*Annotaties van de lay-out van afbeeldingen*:

━━━━━━━━━━━━━━━━━━━━

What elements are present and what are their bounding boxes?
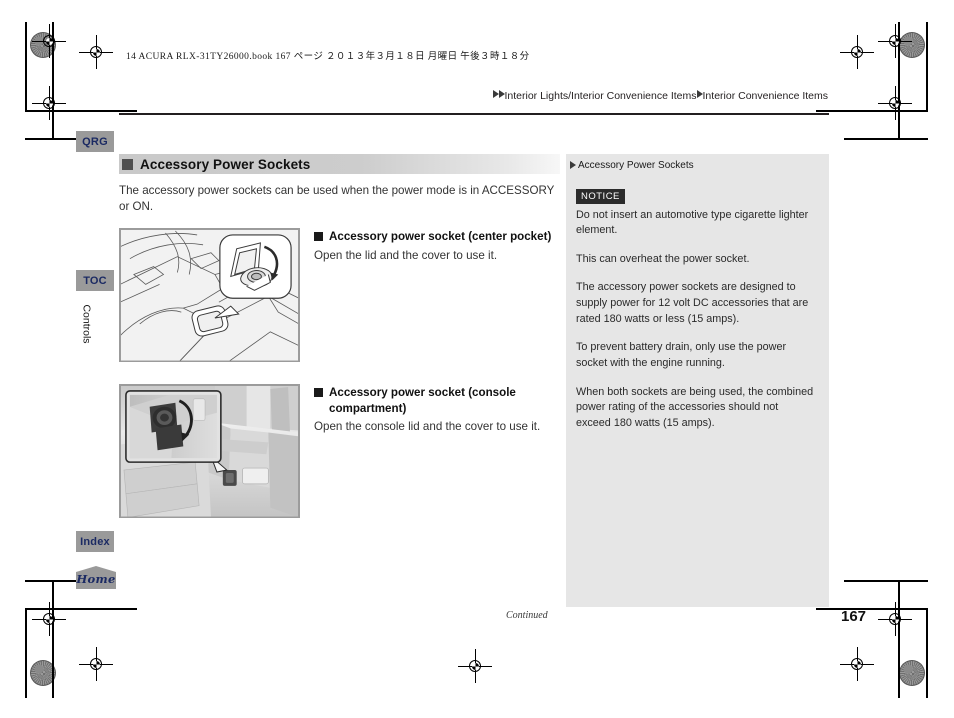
section-subtitle-console-compartment: Accessory power socket (console compartm…: [314, 385, 560, 416]
breadcrumb: Interior Lights/Interior Convenience Ite…: [492, 90, 828, 102]
print-slug: 14 ACURA RLX-31TY26000.book 167 ページ ２０１３…: [126, 52, 530, 62]
header-rule: [119, 113, 829, 115]
registration-target-7: [32, 602, 66, 636]
intro-paragraph: The accessory power sockets can be used …: [119, 184, 555, 214]
section-center-pocket: Accessory power socket (center pocket) O…: [119, 227, 560, 362]
main-content: Accessory Power Sockets The accessory po…: [119, 154, 560, 518]
side-note-paragraph-1: Do not insert an automotive type cigaret…: [576, 208, 809, 237]
section-label-text: Controls: [80, 304, 93, 344]
continued-label: Continued: [506, 610, 548, 621]
page-title-bar: Accessory Power Sockets: [119, 154, 560, 174]
page-title: Accessory Power Sockets: [140, 156, 311, 172]
tab-label-qrg: QRG: [82, 135, 108, 148]
section-body-center-pocket: Open the lid and the cover to use it.: [314, 248, 498, 262]
section-subtitle-center-pocket: Accessory power socket (center pocket): [314, 229, 560, 245]
subtitle-line-2b: compartment): [329, 401, 407, 415]
side-note-paragraph-3: The accessory power sockets are designed…: [576, 281, 809, 325]
registration-target-4: [878, 24, 912, 58]
center-pocket-illustration: [120, 228, 299, 361]
sidebar-tab-index[interactable]: Index: [76, 531, 114, 552]
breadcrumb-level-2[interactable]: Interior Convenience Items: [703, 90, 828, 102]
side-note-paragraph-2: This can overheat the power socket.: [576, 252, 750, 265]
registration-target-6: [878, 86, 912, 120]
tab-label-toc: TOC: [83, 274, 107, 287]
home-button-label: Home: [76, 571, 116, 586]
section-body-console-compartment: Open the console lid and the cover to us…: [314, 420, 541, 434]
section-text-console-compartment: Accessory power socket (console compartm…: [314, 384, 560, 518]
bullet-square-icon-2: [314, 231, 323, 241]
registration-target-10: [840, 647, 874, 681]
subtitle-line-1b: Accessory power socket (console: [329, 385, 516, 399]
side-note-title: Accessory Power Sockets: [566, 154, 829, 172]
side-note-paragraph-4: To prevent battery drain, only use the p…: [576, 341, 787, 369]
breadcrumb-level-1[interactable]: Interior Lights/Interior Convenience Ite…: [505, 90, 697, 102]
bullet-square-icon: [122, 158, 133, 170]
sidebar-tab-toc[interactable]: TOC: [76, 270, 114, 291]
side-note-title-text: Accessory Power Sockets: [578, 160, 694, 171]
section-text-center-pocket: Accessory power socket (center pocket) O…: [314, 228, 560, 362]
figure-console-compartment: [119, 383, 300, 518]
side-note-paragraph-5: When both sockets are being used, the co…: [576, 385, 814, 429]
side-note-panel: Accessory Power Sockets NOTICE Do not in…: [566, 154, 829, 607]
registration-target-5: [840, 35, 874, 69]
subtitle-line-1: Accessory power socket (center pocket): [329, 229, 552, 243]
console-compartment-photo: [120, 384, 299, 517]
registration-target-3: [32, 86, 66, 120]
home-button[interactable]: Home: [76, 566, 116, 589]
figure-center-pocket: [119, 227, 300, 362]
section-label-controls: Controls: [76, 293, 97, 355]
section-console-compartment: Accessory power socket (console compartm…: [119, 383, 560, 518]
tab-label-index: Index: [80, 535, 110, 548]
page-number: 167: [841, 608, 867, 625]
manual-page: 14 ACURA RLX-31TY26000.book 167 ページ ２０１３…: [0, 0, 954, 718]
registration-target-9: [878, 602, 912, 636]
registration-target-center-bottom: [458, 649, 492, 683]
notice-badge: NOTICE: [576, 189, 625, 204]
registration-target-2: [79, 35, 113, 69]
bullet-square-icon-3: [314, 387, 323, 397]
double-triangle-icon: [570, 161, 576, 169]
density-dot-bottom-right: [899, 660, 925, 686]
sidebar-tab-qrg[interactable]: QRG: [76, 131, 114, 152]
registration-target-8: [79, 647, 113, 681]
registration-target-1: [32, 24, 66, 58]
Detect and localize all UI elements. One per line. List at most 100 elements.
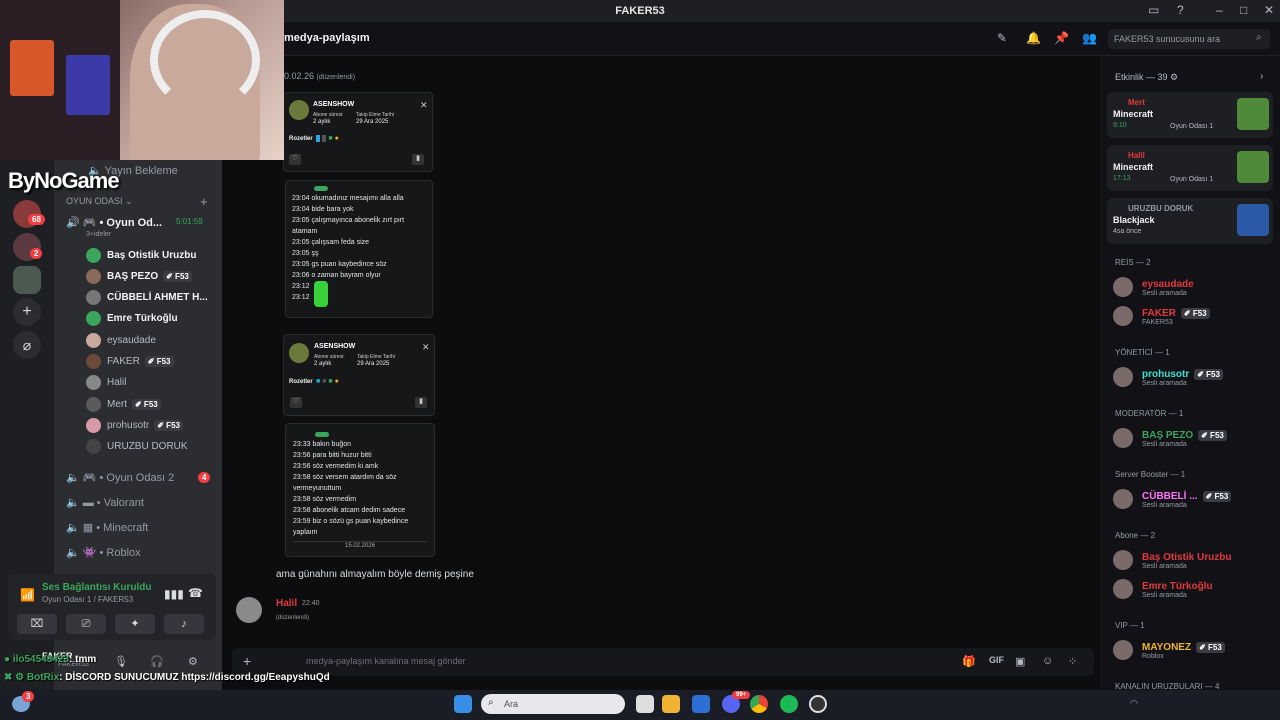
gear-icon[interactable]: ⚙ xyxy=(188,655,198,668)
message-author[interactable]: Halil xyxy=(276,598,297,609)
add-channel-icon[interactable]: + xyxy=(200,194,208,209)
camera-off-button[interactable]: ⌧ xyxy=(17,614,57,634)
activities-button[interactable]: ✦ xyxy=(115,614,155,634)
voice-member[interactable]: FAKER ✐ F53 xyxy=(86,353,174,371)
voice-member[interactable]: Emre Türkoğlu xyxy=(86,310,178,328)
pin-icon[interactable]: 📌 xyxy=(1054,31,1069,45)
apps-icon[interactable]: ⁘ xyxy=(1068,655,1077,668)
members-icon[interactable]: 👥 xyxy=(1082,31,1097,45)
log-time: 23:33 xyxy=(293,441,311,448)
member-name: Emre Türkoğlu xyxy=(107,313,178,325)
heart-icon[interactable]: ♡ xyxy=(290,397,302,408)
task-view-icon[interactable] xyxy=(636,695,654,713)
game-thumbnail xyxy=(1237,151,1269,183)
headphone-icon[interactable]: 🎧 xyxy=(150,655,164,668)
discover-icon[interactable]: ⌀ xyxy=(13,331,41,359)
chat-log-line: 23:33 bakın buğon xyxy=(293,439,427,450)
server-search-input[interactable]: FAKER53 sunucusunu ara xyxy=(1108,29,1270,49)
activity-game: Minecraft xyxy=(1113,109,1154,119)
server-badge: 68 xyxy=(28,214,45,225)
microphone-icon[interactable]: 🎙 xyxy=(114,655,128,668)
sticker-icon[interactable]: ▣ xyxy=(1015,655,1025,668)
voice-member[interactable]: CÜBBELİ AHMET H... xyxy=(86,289,208,307)
maximize-button[interactable]: □ xyxy=(1240,3,1247,17)
role-header: YÖNETİCİ — 1 xyxy=(1115,348,1170,357)
chrome-icon[interactable] xyxy=(750,695,768,713)
member-name: MAYONEZ xyxy=(1142,642,1192,653)
log-time: 23:05 xyxy=(292,261,310,268)
member-row[interactable]: CÜBBELİ ... ✐ F53 Sesli aramada xyxy=(1113,488,1232,509)
file-explorer-icon[interactable] xyxy=(662,695,680,713)
chat-log-line: 23:04 bide bara yok xyxy=(292,204,426,215)
obs-icon[interactable] xyxy=(809,695,827,713)
message-time: 22:40 xyxy=(302,600,320,607)
chat-log-line: 23:58 abonelik atcam dedim sadece xyxy=(293,505,427,516)
activity-room: Oyun Odası 1 xyxy=(1170,176,1214,183)
store-icon[interactable] xyxy=(692,695,710,713)
disconnect-icon[interactable]: ☎ xyxy=(188,586,203,600)
trash-icon[interactable]: ▮ xyxy=(412,154,424,165)
avatar xyxy=(1113,549,1133,570)
avatar xyxy=(86,417,101,433)
noise-icon[interactable]: ▮▮▮ xyxy=(164,587,184,601)
voice-channel-minecraft[interactable]: 🔈 ▦ • Minecraft xyxy=(66,521,148,534)
voice-member[interactable]: URUZBU DORUK xyxy=(86,438,188,456)
gif-icon[interactable]: GIF xyxy=(989,655,1004,665)
voice-member[interactable]: Baş Otistik Uruzbu xyxy=(86,246,196,264)
close-button[interactable]: ✕ xyxy=(1264,3,1274,17)
member-row[interactable]: FAKER ✐ F53 FAKER53 xyxy=(1113,305,1210,326)
voice-member[interactable]: Halil xyxy=(86,374,126,392)
minimize-button[interactable]: – xyxy=(1216,3,1223,17)
screen-share-button[interactable]: ⎚ xyxy=(66,614,106,634)
help-icon[interactable]: ? xyxy=(1177,3,1184,17)
member-row[interactable]: Emre Türkoğlu Sesli aramada xyxy=(1113,578,1213,599)
avatar[interactable] xyxy=(236,597,262,623)
trash-icon[interactable]: ▮ xyxy=(415,397,427,408)
member-row[interactable]: eysaudade Sesli aramada xyxy=(1113,276,1194,297)
threads-icon[interactable]: ✎ xyxy=(997,31,1007,45)
taskbar-search-input[interactable]: Ara xyxy=(504,699,518,709)
gift-icon[interactable]: 🎁 xyxy=(962,655,976,668)
voice-channel-valorant[interactable]: 🔈 ▬ • Valorant xyxy=(66,496,144,509)
log-time: 23:56 xyxy=(293,463,311,470)
member-row[interactable]: Baş Otistik Uruzbu Sesli aramada xyxy=(1113,549,1231,570)
voice-channel-room1[interactable]: 🔊 🎮 • Oyun Od... xyxy=(66,216,162,229)
headphones xyxy=(150,10,260,110)
chat-user: ilo54543423 xyxy=(12,654,69,665)
chevron-right-icon[interactable]: › xyxy=(1260,71,1263,82)
add-server-icon[interactable]: + xyxy=(13,298,41,326)
inbox-icon[interactable]: ▭ xyxy=(1148,3,1159,17)
voice-member[interactable]: eysaudade xyxy=(86,331,156,349)
voice-channel-room2[interactable]: 🔈 🎮 • Oyun Odası 2 xyxy=(66,471,174,484)
voice-member[interactable]: BAŞ PEZO ✐ F53 xyxy=(86,267,192,285)
log-time: 23:04 xyxy=(292,206,310,213)
voice-member[interactable]: prohusotr ✐ F53 xyxy=(86,416,183,434)
voice-channel-roblox[interactable]: 🔈 👾 • Roblox xyxy=(66,546,141,559)
close-icon[interactable]: ✕ xyxy=(422,342,430,353)
close-icon[interactable]: ✕ xyxy=(420,100,428,111)
poster xyxy=(10,40,54,96)
member-name: prohusotr xyxy=(1142,369,1190,380)
voice-member[interactable]: Mert ✐ F53 xyxy=(86,395,161,413)
member-row[interactable]: MAYONEZ ✐ F53 Roblox xyxy=(1113,639,1225,660)
taskbar-search[interactable] xyxy=(481,694,625,714)
heart-icon[interactable]: ♡ xyxy=(289,154,301,165)
member-name-row: FAKER ✐ F53 xyxy=(1142,305,1210,319)
spotify-icon[interactable] xyxy=(780,695,798,713)
member-name-row: MAYONEZ ✐ F53 xyxy=(1142,639,1225,653)
log-time: 23:06 xyxy=(292,272,310,279)
activity-header[interactable]: Etkinlik — 39 ⚙ xyxy=(1115,72,1178,83)
soundboard-button[interactable]: ♪ xyxy=(164,614,204,634)
category-oyun-odasi[interactable]: OYUN ODASI ⌄ xyxy=(66,196,133,207)
member-row[interactable]: BAŞ PEZO ✐ F53 Sesli aramada xyxy=(1113,427,1227,448)
start-icon[interactable] xyxy=(454,695,472,713)
member-row[interactable]: prohusotr ✐ F53 Sesli aramada xyxy=(1113,366,1223,387)
bell-icon[interactable]: 🔔 xyxy=(1026,31,1041,45)
message-input[interactable]: medya-paylaşım kanalına mesaj gönder xyxy=(306,656,466,666)
wifi-icon[interactable]: ◠ xyxy=(1130,698,1138,709)
add-attachment-icon[interactable]: + xyxy=(243,653,251,669)
activity-game: Minecraft xyxy=(1113,162,1154,172)
channel-label: Valorant xyxy=(103,497,144,509)
emoji-icon[interactable]: ☺ xyxy=(1042,655,1053,667)
server-icon[interactable] xyxy=(13,266,41,294)
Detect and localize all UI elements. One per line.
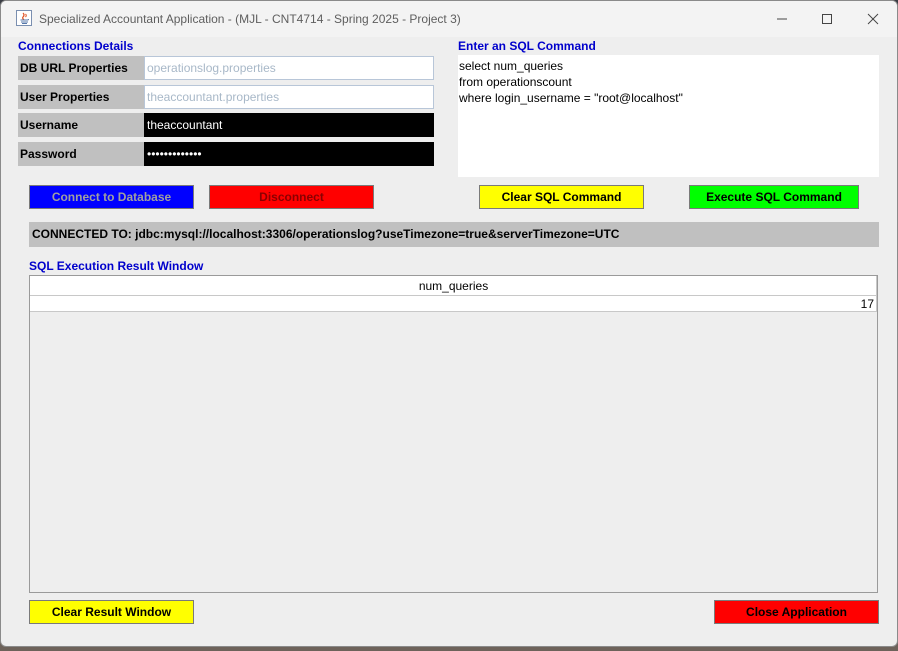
maximize-button[interactable] [804,1,850,37]
username-field[interactable]: theaccountant [144,113,434,137]
execute-sql-button[interactable]: Execute SQL Command [689,185,859,209]
sql-command-title: Enter an SQL Command [458,39,596,53]
title-bar[interactable]: Specialized Accountant Application - (MJ… [1,1,897,37]
table-cell: 17 [860,297,874,311]
disconnect-button[interactable]: Disconnect [209,185,374,209]
clear-sql-button[interactable]: Clear SQL Command [479,185,644,209]
sql-line: from operationscount [459,75,572,89]
password-field[interactable]: ••••••••••••• [144,142,434,166]
close-icon [867,13,879,25]
result-table[interactable]: num_queries 17 [29,275,878,593]
clear-result-button[interactable]: Clear Result Window [29,600,194,624]
close-application-button[interactable]: Close Application [714,600,879,624]
table-row[interactable]: 17 [30,296,877,312]
java-app-icon [16,10,32,26]
sql-command-textarea[interactable]: select num_queries from operationscount … [458,55,879,177]
user-properties-field[interactable]: theaccountant.properties [144,85,434,109]
user-properties-label: User Properties [18,85,144,109]
connections-details-title: Connections Details [18,39,134,53]
connect-button[interactable]: Connect to Database [29,185,194,209]
username-label: Username [18,113,144,137]
sql-line: where login_username = "root@localhost" [459,91,683,105]
maximize-icon [822,14,832,24]
column-header-num-queries[interactable]: num_queries [30,276,877,296]
close-window-button[interactable] [850,1,896,37]
connection-status: CONNECTED TO: jdbc:mysql://localhost:330… [29,222,879,247]
app-window: Specialized Accountant Application - (MJ… [0,0,898,647]
password-label: Password [18,142,144,166]
minimize-button[interactable] [759,1,805,37]
db-url-label: DB URL Properties [18,56,144,80]
result-window-title: SQL Execution Result Window [29,259,204,273]
column-divider [876,276,877,312]
db-url-properties-field[interactable]: operationslog.properties [144,56,434,80]
window-title: Specialized Accountant Application - (MJ… [39,12,461,26]
minimize-icon [777,18,787,20]
sql-line: select num_queries [459,59,564,73]
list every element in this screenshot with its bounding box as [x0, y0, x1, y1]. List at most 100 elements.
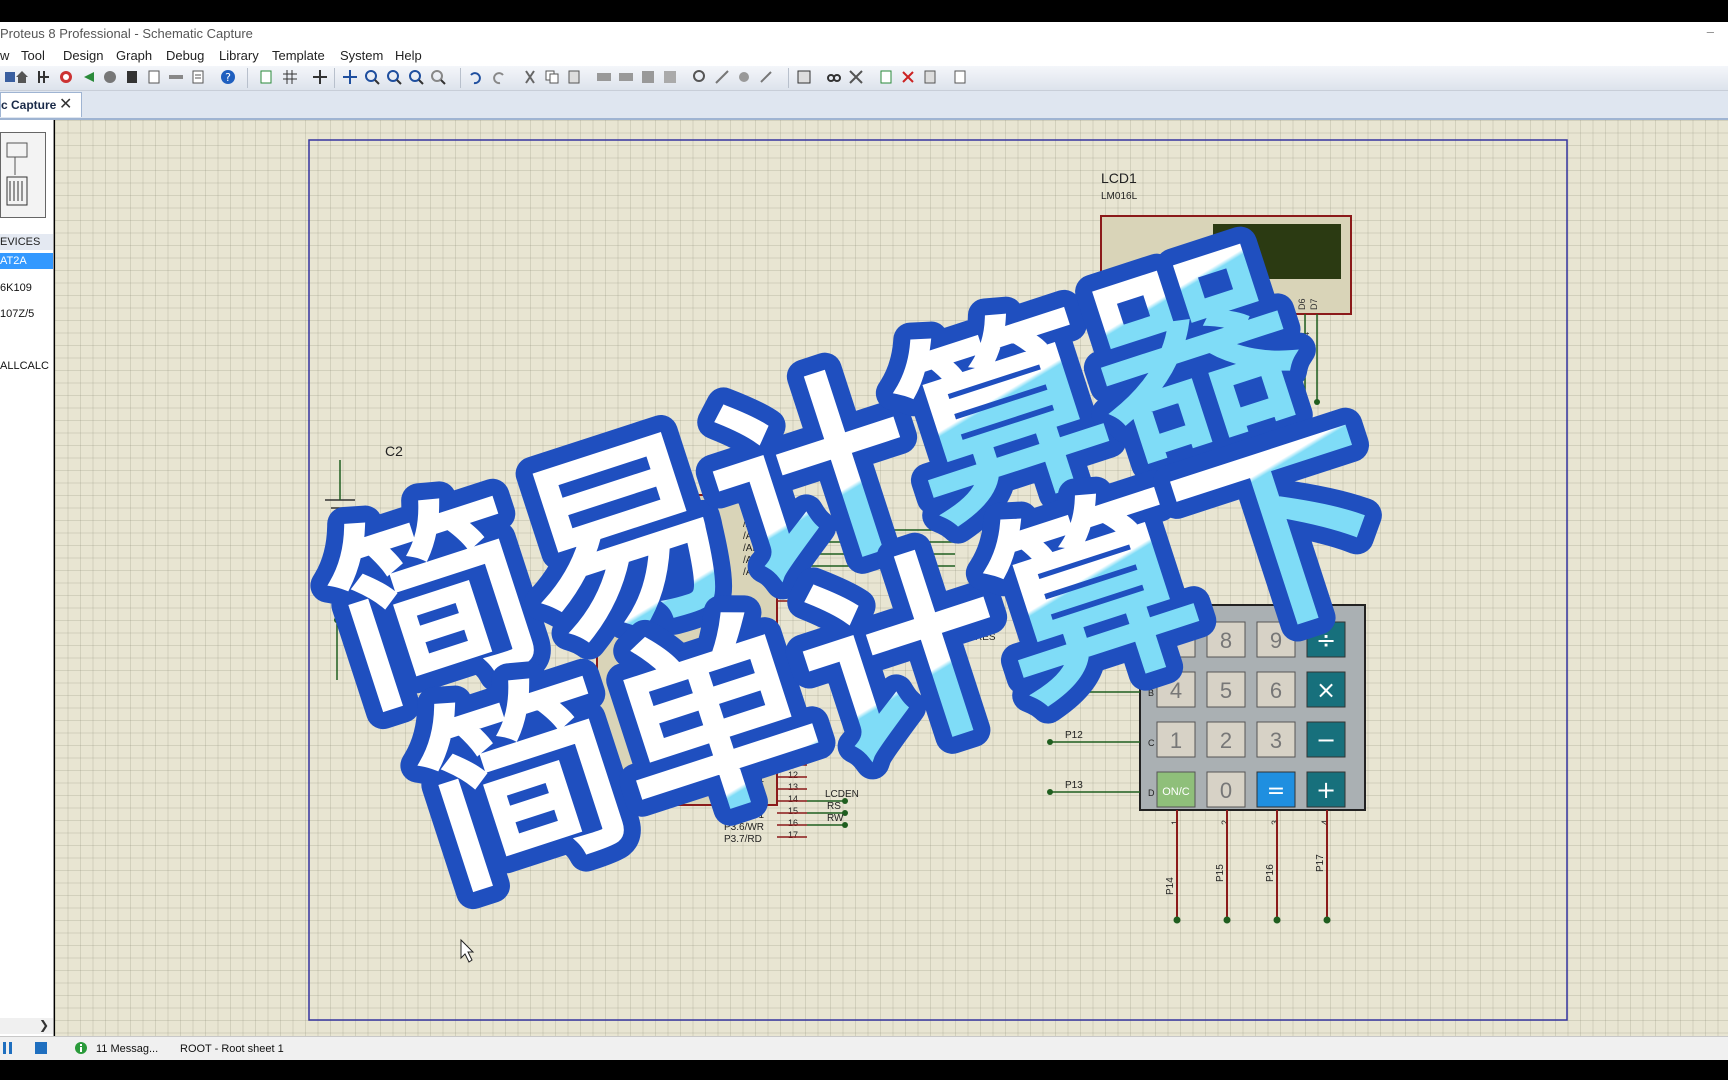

━━━━━━━━━━━━━━━━━━━━

*OPDRACHT*:
Schrijf uit de records letterlijk de regels over vanaf de regel met "gear-icon[interactable]: ⚙ xyxy=(188,655,198,668)" tot en met de regel met "noise-icon[interactable]: ▮▮▮ xyxy=(164,587,184,601)".

*ANTWOORD*:
gear-icon[interactable]: ⚙ xyxy=(188,655,198,668)
message-author[interactable]: Halil xyxy=(276,598,297,609)
add-channel-icon[interactable]: + xyxy=(200,194,208,209)
camera-off-button[interactable]: ⌧ xyxy=(17,614,57,634)
activities-button[interactable]: ✦ xyxy=(115,614,155,634)
voice-member[interactable]: FAKER ✐ F53 xyxy=(86,353,174,371)
voice-member[interactable]: Emre Türkoğlu xyxy=(86,310,178,328)
pin-icon[interactable]: 📌 xyxy=(1054,31,1069,45)
apps-icon[interactable]: ⁘ xyxy=(1068,655,1077,668)
members-icon[interactable]: 👥 xyxy=(1082,31,1097,45)
log-time: 23:33 xyxy=(293,441,311,448)
member-name: Emre Türkoğlu xyxy=(107,313,178,325)
heart-icon[interactable]: ♡ xyxy=(290,397,302,408)
task-view-icon[interactable] xyxy=(636,695,654,713)
game-thumbnail xyxy=(1237,151,1269,183)
headphone-icon[interactable]: 🎧 xyxy=(150,655,164,668)
discover-icon[interactable]: ⌀ xyxy=(13,331,41,359)
chat-log-line: 23:33 bakın buğon xyxy=(293,439,427,450)
server-search-input[interactable]: FAKER53 sunucusunu ara xyxy=(1108,29,1270,49)
activity-game: Minecraft xyxy=(1113,109,1154,119)
server-badge: 68 xyxy=(28,214,45,225)
microphone-icon[interactable]: 🎙 xyxy=(114,655,128,668)
sticker-icon[interactable]: ▣ xyxy=(1015,655,1025,668)
voice-member[interactable]: CÜBBELİ AHMET H... xyxy=(86,289,208,307)
maximize-button[interactable]: □ xyxy=(1240,3,1247,17)
role-header: YÖNETİCİ — 1 xyxy=(1115,348,1170,357)
chrome-icon[interactable] xyxy=(750,695,768,713)
member-name: MAYONEZ xyxy=(1142,642,1192,653)
log-time: 23:05 xyxy=(292,261,310,268)
member-row[interactable]: CÜBBELİ ... ✐ F53 Sesli aramada xyxy=(1113,488,1232,509)
file-explorer-icon[interactable] xyxy=(662,695,680,713)
chat-log-line: 23:04 bide bara yok xyxy=(292,204,426,215)
obs-icon[interactable] xyxy=(809,695,827,713)
message-time: 22:40 xyxy=(302,600,320,607)
chat-log-line: 23:58 abonelik atcam dedim sadece xyxy=(293,505,427,516)
activity-room: Oyun Odası 1 xyxy=(1170,176,1214,183)
store-icon[interactable] xyxy=(692,695,710,713)
disconnect-icon[interactable]: ☎ xyxy=(188,586,203,600)
trash-icon[interactable]: ▮ xyxy=(412,154,424,165)
avatar xyxy=(1113,549,1133,570)
avatar xyxy=(86,417,101,433)
noise-icon[interactable]: ▮▮▮ xyxy=(164,587,184,601)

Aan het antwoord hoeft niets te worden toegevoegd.